WHAT IS ASKED =
Without the images, output each record below as it stands.

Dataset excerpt
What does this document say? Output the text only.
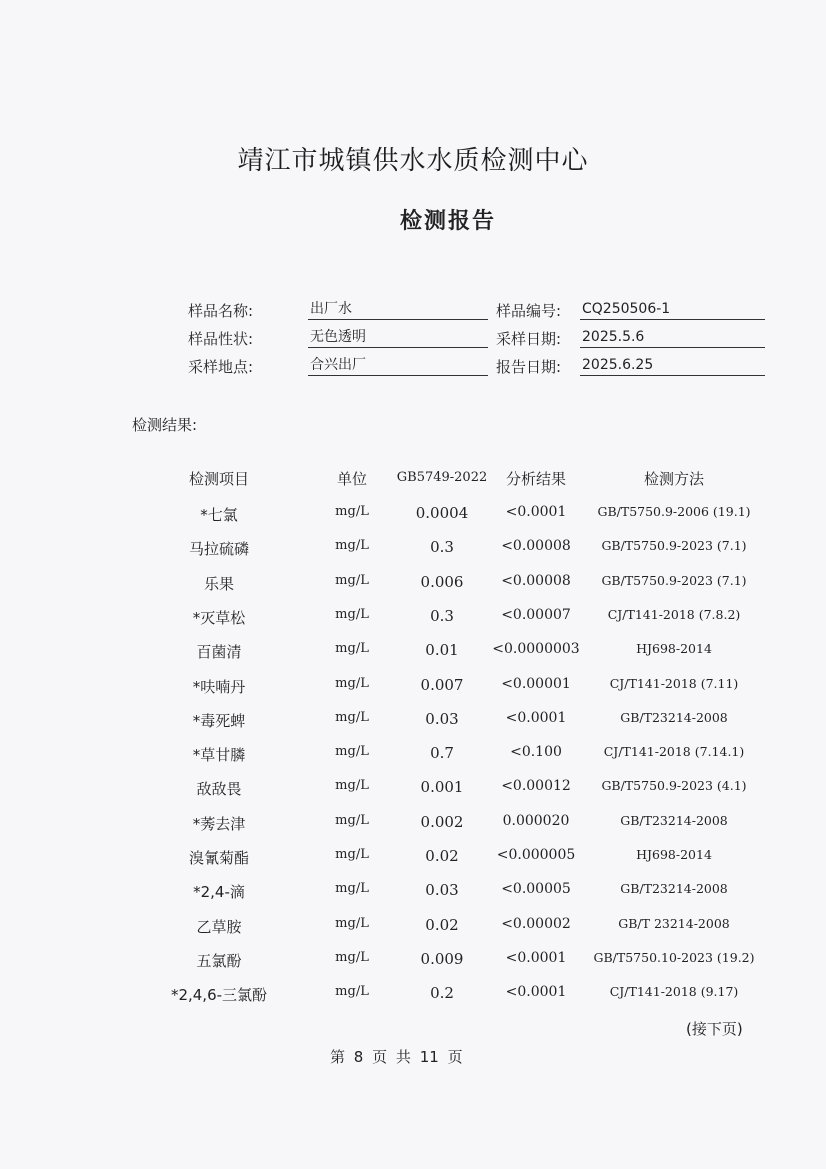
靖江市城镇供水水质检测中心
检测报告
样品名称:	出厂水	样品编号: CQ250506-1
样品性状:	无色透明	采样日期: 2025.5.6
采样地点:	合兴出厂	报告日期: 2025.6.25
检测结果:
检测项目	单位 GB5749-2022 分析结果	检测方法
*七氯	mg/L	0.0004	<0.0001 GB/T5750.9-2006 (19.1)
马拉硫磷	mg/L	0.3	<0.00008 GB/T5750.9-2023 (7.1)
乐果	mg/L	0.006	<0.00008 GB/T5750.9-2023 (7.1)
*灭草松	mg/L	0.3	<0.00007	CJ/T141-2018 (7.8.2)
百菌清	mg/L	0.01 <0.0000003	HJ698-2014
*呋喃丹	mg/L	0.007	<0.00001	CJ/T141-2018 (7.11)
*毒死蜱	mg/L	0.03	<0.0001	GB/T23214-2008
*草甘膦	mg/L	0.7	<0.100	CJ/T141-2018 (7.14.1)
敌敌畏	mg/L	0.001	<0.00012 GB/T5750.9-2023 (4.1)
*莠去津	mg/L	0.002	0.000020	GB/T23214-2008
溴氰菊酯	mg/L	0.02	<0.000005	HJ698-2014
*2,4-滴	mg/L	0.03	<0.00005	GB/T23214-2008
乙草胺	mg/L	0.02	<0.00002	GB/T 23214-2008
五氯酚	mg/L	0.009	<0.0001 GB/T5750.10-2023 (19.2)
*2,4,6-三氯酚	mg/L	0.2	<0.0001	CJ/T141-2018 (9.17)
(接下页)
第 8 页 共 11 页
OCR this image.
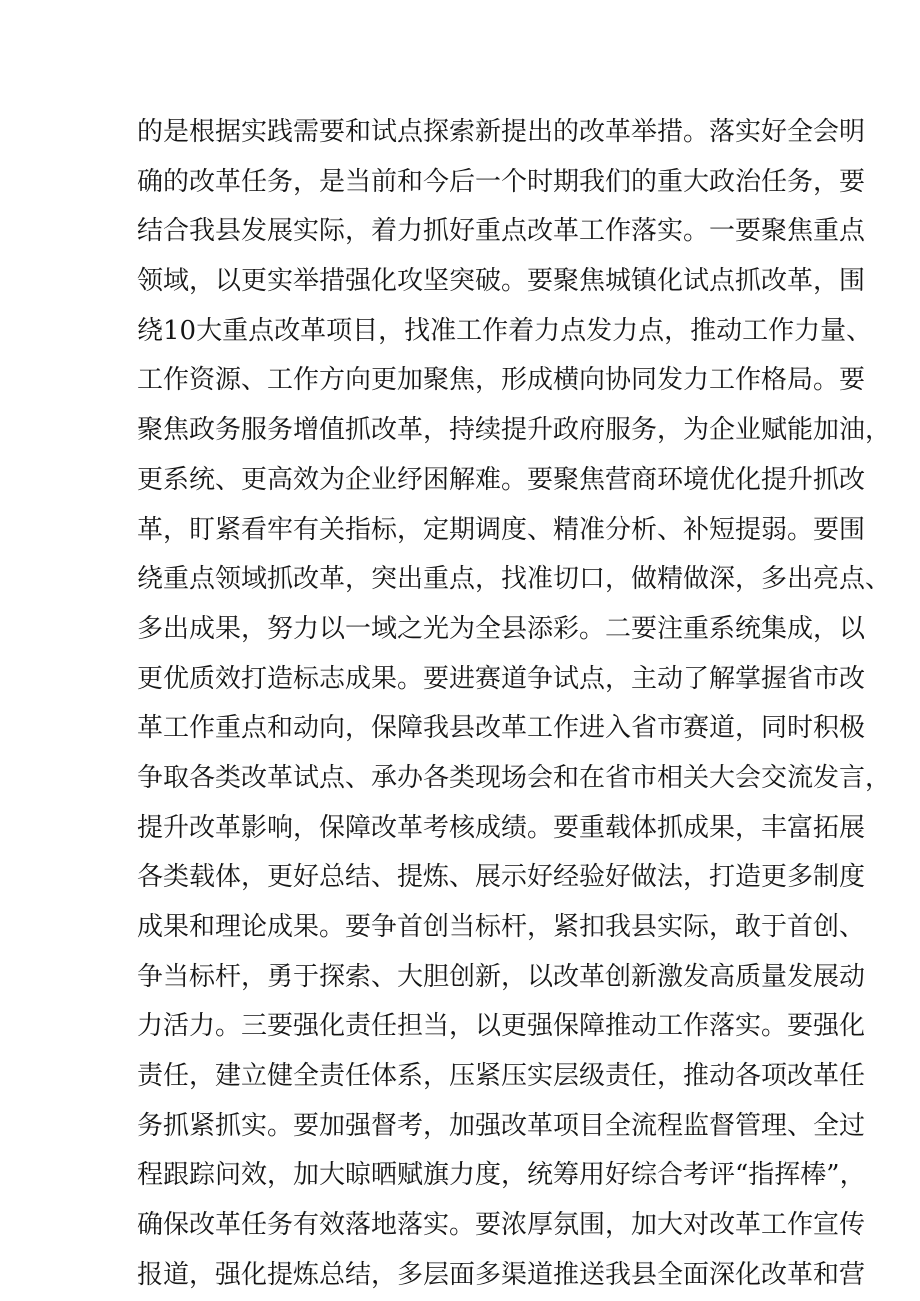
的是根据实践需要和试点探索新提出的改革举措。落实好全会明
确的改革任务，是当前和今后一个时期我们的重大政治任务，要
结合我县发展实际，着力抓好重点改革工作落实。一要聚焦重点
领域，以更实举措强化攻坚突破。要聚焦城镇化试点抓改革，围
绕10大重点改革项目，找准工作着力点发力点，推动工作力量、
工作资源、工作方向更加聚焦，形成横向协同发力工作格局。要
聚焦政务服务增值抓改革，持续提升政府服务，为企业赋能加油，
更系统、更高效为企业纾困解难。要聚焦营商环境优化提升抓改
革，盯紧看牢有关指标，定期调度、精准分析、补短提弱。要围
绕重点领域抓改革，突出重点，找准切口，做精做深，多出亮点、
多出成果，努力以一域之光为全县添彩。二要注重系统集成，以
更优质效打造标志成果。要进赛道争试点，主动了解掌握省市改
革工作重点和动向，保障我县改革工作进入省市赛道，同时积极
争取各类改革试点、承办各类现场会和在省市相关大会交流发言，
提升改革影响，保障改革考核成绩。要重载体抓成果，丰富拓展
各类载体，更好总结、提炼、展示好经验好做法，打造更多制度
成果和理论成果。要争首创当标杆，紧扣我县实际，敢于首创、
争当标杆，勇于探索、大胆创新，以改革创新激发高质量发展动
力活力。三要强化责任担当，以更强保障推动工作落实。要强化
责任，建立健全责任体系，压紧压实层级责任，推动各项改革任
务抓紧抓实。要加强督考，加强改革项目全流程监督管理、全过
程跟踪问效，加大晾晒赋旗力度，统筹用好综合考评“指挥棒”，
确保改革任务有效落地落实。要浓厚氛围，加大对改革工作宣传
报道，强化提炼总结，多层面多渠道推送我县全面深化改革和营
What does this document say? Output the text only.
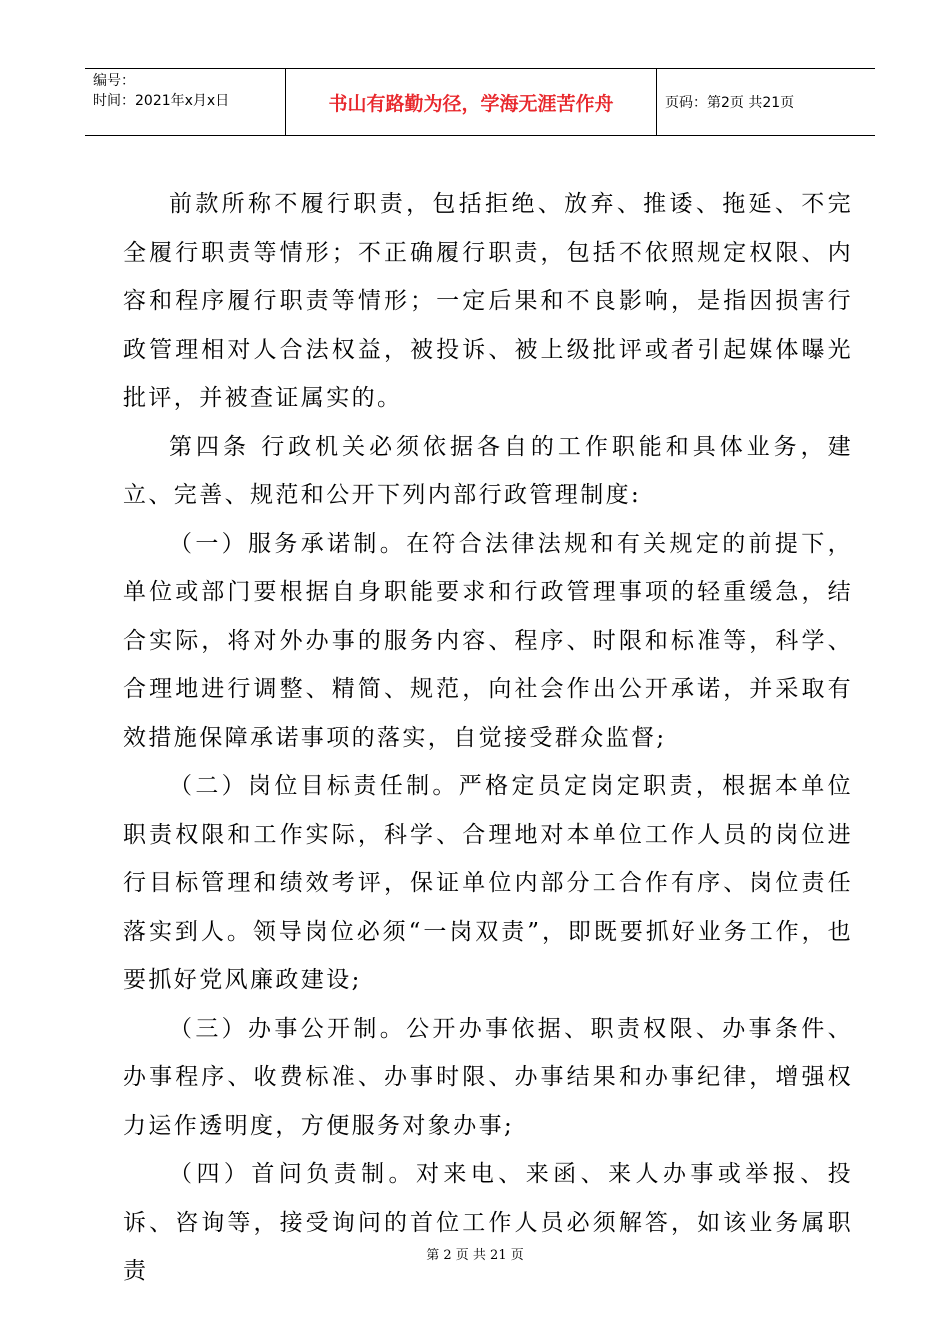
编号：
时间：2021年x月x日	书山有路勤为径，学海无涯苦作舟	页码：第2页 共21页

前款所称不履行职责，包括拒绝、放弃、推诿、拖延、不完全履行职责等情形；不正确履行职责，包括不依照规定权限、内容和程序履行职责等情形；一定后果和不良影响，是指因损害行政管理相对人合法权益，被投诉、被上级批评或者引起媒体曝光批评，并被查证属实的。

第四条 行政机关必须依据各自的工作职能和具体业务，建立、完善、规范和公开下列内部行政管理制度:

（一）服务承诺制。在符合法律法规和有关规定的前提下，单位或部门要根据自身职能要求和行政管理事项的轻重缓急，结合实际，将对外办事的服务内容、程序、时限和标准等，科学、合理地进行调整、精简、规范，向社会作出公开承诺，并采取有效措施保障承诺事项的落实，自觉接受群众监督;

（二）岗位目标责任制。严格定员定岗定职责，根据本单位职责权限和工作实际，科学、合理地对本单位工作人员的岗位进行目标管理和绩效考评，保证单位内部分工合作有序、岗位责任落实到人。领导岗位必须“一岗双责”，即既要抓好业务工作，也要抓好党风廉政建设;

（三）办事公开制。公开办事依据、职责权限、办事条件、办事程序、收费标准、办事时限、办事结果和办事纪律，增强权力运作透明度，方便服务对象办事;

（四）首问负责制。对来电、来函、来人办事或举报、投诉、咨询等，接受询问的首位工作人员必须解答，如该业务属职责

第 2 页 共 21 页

SOLUTION TO THE EXERCISE =
What does this document say? Output the text only.
靖江市城镇供水水质检测中心
检测报告
样品名称:	出厂水	样品编号: CQ250506-1
样品性状:	无色透明	采样日期: 2025.5.6
采样地点:	合兴出厂	报告日期: 2025.6.25
检测结果:
检测项目	单位 GB5749-2022 分析结果	检测方法
*七氯	mg/L	0.0004	<0.0001 GB/T5750.9-2006 (19.1)
马拉硫磷	mg/L	0.3	<0.00008 GB/T5750.9-2023 (7.1)
乐果	mg/L	0.006	<0.00008 GB/T5750.9-2023 (7.1)
*灭草松	mg/L	0.3	<0.00007	CJ/T141-2018 (7.8.2)
百菌清	mg/L	0.01 <0.0000003	HJ698-2014
*呋喃丹	mg/L	0.007	<0.00001	CJ/T141-2018 (7.11)
*毒死蜱	mg/L	0.03	<0.0001	GB/T23214-2008
*草甘膦	mg/L	0.7	<0.100	CJ/T141-2018 (7.14.1)
敌敌畏	mg/L	0.001	<0.00012 GB/T5750.9-2023 (4.1)
*莠去津	mg/L	0.002	0.000020	GB/T23214-2008
溴氰菊酯	mg/L	0.02	<0.000005	HJ698-2014
*2,4-滴	mg/L	0.03	<0.00005	GB/T23214-2008
乙草胺	mg/L	0.02	<0.00002	GB/T 23214-2008
五氯酚	mg/L	0.009	<0.0001 GB/T5750.10-2023 (19.2)
*2,4,6-三氯酚	mg/L	0.2	<0.0001	CJ/T141-2018 (9.17)
(接下页)
第 8 页 共 11 页
OCR this image.
的是根据实践需要和试点探索新提出的改革举措。落实好全会明
确的改革任务，是当前和今后一个时期我们的重大政治任务，要
结合我县发展实际，着力抓好重点改革工作落实。一要聚焦重点
领域，以更实举措强化攻坚突破。要聚焦城镇化试点抓改革，围
绕10大重点改革项目，找准工作着力点发力点，推动工作力量、
工作资源、工作方向更加聚焦，形成横向协同发力工作格局。要
聚焦政务服务增值抓改革，持续提升政府服务，为企业赋能加油，
更系统、更高效为企业纾困解难。要聚焦营商环境优化提升抓改
革，盯紧看牢有关指标，定期调度、精准分析、补短提弱。要围
绕重点领域抓改革，突出重点，找准切口，做精做深，多出亮点、
多出成果，努力以一域之光为全县添彩。二要注重系统集成，以
更优质效打造标志成果。要进赛道争试点，主动了解掌握省市改
革工作重点和动向，保障我县改革工作进入省市赛道，同时积极
争取各类改革试点、承办各类现场会和在省市相关大会交流发言，
提升改革影响，保障改革考核成绩。要重载体抓成果，丰富拓展
各类载体，更好总结、提炼、展示好经验好做法，打造更多制度
成果和理论成果。要争首创当标杆，紧扣我县实际，敢于首创、
争当标杆，勇于探索、大胆创新，以改革创新激发高质量发展动
力活力。三要强化责任担当，以更强保障推动工作落实。要强化
责任，建立健全责任体系，压紧压实层级责任，推动各项改革任
务抓紧抓实。要加强督考，加强改革项目全流程监督管理、全过
程跟踪问效，加大晾晒赋旗力度，统筹用好综合考评“指挥棒”，
确保改革任务有效落地落实。要浓厚氛围，加大对改革工作宣传
报道，强化提炼总结，多层面多渠道推送我县全面深化改革和营
What does this document say? Output the text only.
编号：
时间：2021年x月x日	书山有路勤为径，学海无涯苦作舟	页码：第2页 共21页

前款所称不履行职责，包括拒绝、放弃、推诿、拖延、不完全履行职责等情形；不正确履行职责，包括不依照规定权限、内容和程序履行职责等情形；一定后果和不良影响，是指因损害行政管理相对人合法权益，被投诉、被上级批评或者引起媒体曝光批评，并被查证属实的。

第四条 行政机关必须依据各自的工作职能和具体业务，建立、完善、规范和公开下列内部行政管理制度:

（一）服务承诺制。在符合法律法规和有关规定的前提下，单位或部门要根据自身职能要求和行政管理事项的轻重缓急，结合实际，将对外办事的服务内容、程序、时限和标准等，科学、合理地进行调整、精简、规范，向社会作出公开承诺，并采取有效措施保障承诺事项的落实，自觉接受群众监督;

（二）岗位目标责任制。严格定员定岗定职责，根据本单位职责权限和工作实际，科学、合理地对本单位工作人员的岗位进行目标管理和绩效考评，保证单位内部分工合作有序、岗位责任落实到人。领导岗位必须“一岗双责”，即既要抓好业务工作，也要抓好党风廉政建设;

（三）办事公开制。公开办事依据、职责权限、办事条件、办事程序、收费标准、办事时限、办事结果和办事纪律，增强权力运作透明度，方便服务对象办事;

（四）首问负责制。对来电、来函、来人办事或举报、投诉、咨询等，接受询问的首位工作人员必须解答，如该业务属职责

第 2 页 共 21 页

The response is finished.